## Page extract
====

Show your child that you can enjoy yourself by having fun at home. Here are some of the ways you can do this:

  • Stroke your pet 
  • Dance 
  • Cook together 
  • Be silly – it’s ok and doing this together can show them you can enjoy yourself and this can help to reduce their anxieties. 

Plan your days and give your child chores, whether it be emptying the bin, washing the dishes, cooking together, clearing the table or sorting the socks. This can give them a sense of responsibility and can help them to feel they are contributing to the house.  

3. Create a calm environment

It’s important that you keep calm as stress or tension in the home can have a negative effect on your child. Here are a few examples of what you can do to create a calm environment.

  • Set aside time during the day to do some fun activities
  • Try to reduce arguments by holding family meetings 
  • Avoid talking about Coronavirus and watching the news/ checking your phone in front of children. 
  • Find your child’s comfort triggers and allow them to use them a little more if they are feeling uncertain. This can be music, toys, etc 

4. Deal with worries

It is inevitable that your child may be worried and to help them manage their anxieties and worries, you can try to:

Create a worry box 

  • Get your child to write down their worries 
  • Place the worries in the box 
  • The box can magically take their worries away
  • You can see the worries and concerns of your children 

5. Use activities to create a calmer environment

To help create a calm environment, you can get everyone at home to take part in shared activities. This is a great opportunity for older siblings to teach younger children and create a more fun environment.

====

[Dataset entries]
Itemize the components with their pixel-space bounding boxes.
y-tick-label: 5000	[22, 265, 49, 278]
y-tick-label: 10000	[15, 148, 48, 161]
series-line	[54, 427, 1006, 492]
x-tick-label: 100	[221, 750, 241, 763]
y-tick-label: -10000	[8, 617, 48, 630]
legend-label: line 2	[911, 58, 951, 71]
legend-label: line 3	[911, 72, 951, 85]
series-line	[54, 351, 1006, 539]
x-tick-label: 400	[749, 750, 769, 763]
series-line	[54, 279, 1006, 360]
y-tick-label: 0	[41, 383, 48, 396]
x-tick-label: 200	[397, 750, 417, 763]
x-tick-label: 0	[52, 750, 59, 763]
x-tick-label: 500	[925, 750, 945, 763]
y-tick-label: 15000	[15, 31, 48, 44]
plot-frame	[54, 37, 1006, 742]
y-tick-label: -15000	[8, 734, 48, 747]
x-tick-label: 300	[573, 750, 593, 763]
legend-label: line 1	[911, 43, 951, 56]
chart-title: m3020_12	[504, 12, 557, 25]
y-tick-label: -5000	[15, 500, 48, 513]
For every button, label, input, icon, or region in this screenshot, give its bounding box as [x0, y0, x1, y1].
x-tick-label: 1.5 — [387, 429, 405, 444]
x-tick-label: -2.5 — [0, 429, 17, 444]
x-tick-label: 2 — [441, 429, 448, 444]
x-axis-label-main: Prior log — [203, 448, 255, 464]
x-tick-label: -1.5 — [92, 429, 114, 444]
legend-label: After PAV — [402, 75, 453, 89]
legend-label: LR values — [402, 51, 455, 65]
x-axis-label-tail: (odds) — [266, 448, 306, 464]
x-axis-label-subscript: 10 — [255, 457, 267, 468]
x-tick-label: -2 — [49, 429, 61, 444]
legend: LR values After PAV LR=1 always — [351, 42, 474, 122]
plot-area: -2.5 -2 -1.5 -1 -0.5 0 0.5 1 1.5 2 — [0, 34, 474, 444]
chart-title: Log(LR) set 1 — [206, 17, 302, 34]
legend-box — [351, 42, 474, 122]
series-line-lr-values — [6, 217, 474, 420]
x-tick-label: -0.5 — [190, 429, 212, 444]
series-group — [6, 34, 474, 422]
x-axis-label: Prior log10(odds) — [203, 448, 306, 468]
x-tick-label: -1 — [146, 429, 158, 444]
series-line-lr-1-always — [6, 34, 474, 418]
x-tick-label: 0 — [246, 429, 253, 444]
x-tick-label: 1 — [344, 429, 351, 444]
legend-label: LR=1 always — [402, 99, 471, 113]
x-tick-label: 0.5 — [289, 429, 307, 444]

====

## What to work on
1. Answer these questions from the parenting text:
(a) What two things does the text say giving a child chores can do?
(b) How does it suggest trying to reduce arguments?
(c) What is a child asked to do with their worries before placing them in the worry box?
2. List every chore that the parenting text names as one you can give your child.
3. Write the next part of the parenting text, picking up after its final sentence about older siblings teaching younger children.
None of the dataset entries are needed here.

## Answers to each task
1.
(a) Chores can give them a sense of responsibility and help them feel they are contributing to the house.
(b) By holding family meetings.
(c) Write them down.

2. Emptying the bin, washing the dishes, cooking together, clearing the table, sorting the socks

3.
Example of activities you could do:

  • Lego 
  • Jigsaw puzzles
  • Family karaoke 
  • Board games 
  • Card games 
  • Cooking meals – this allows you to do a whole host of skills training and link to math, science and English, as well as geography and history, read our article about this here
  • Read books together and get older siblings to get involved

Example of projects you could work on together:

  • Speak to family members to research your family history 
  • Sort out family photos together
  • Create a family song by using instruments from around the house
  • Create a video together
  • Take part in sensory activities 
  • Get active together by taking part in circuit training 
  • Garden together. No matter how big or small your space is, you can enjoy and reap the benefits of taking part in gardening.

Learn a new skill together:

You can also take this opportunity to teach your child a new skill or revisit your old hobbies and share them with your child. This maybe:

  • Knitting 
  • Learning a song 
  • Planting seeds 
  • Playing card games 
  • Baking 
  • Cooking meals 
  • Carpentry 
  • Drawing  

6. Take some time out for yourself

It’s important that as a parent you are kind to yourself and remember that you are not a school teacher. It’s advised that you take some time out for yourself and take part in activities that you enjoy. Here are a few ideas to help you unwind.

  • Watch a cooking programme 
  • Share jokes with friends 
  • Listen to music you love 
  • Dance in the kitchen
  • Watch old box sets that invoke positive feelings 
  • Take a warm bath and light a candle

7. Balance shifts and work 

If you have a partner can you set up ’shifts’ for childcare? Working together can help ease the pressure off you and can contribute to a happier home.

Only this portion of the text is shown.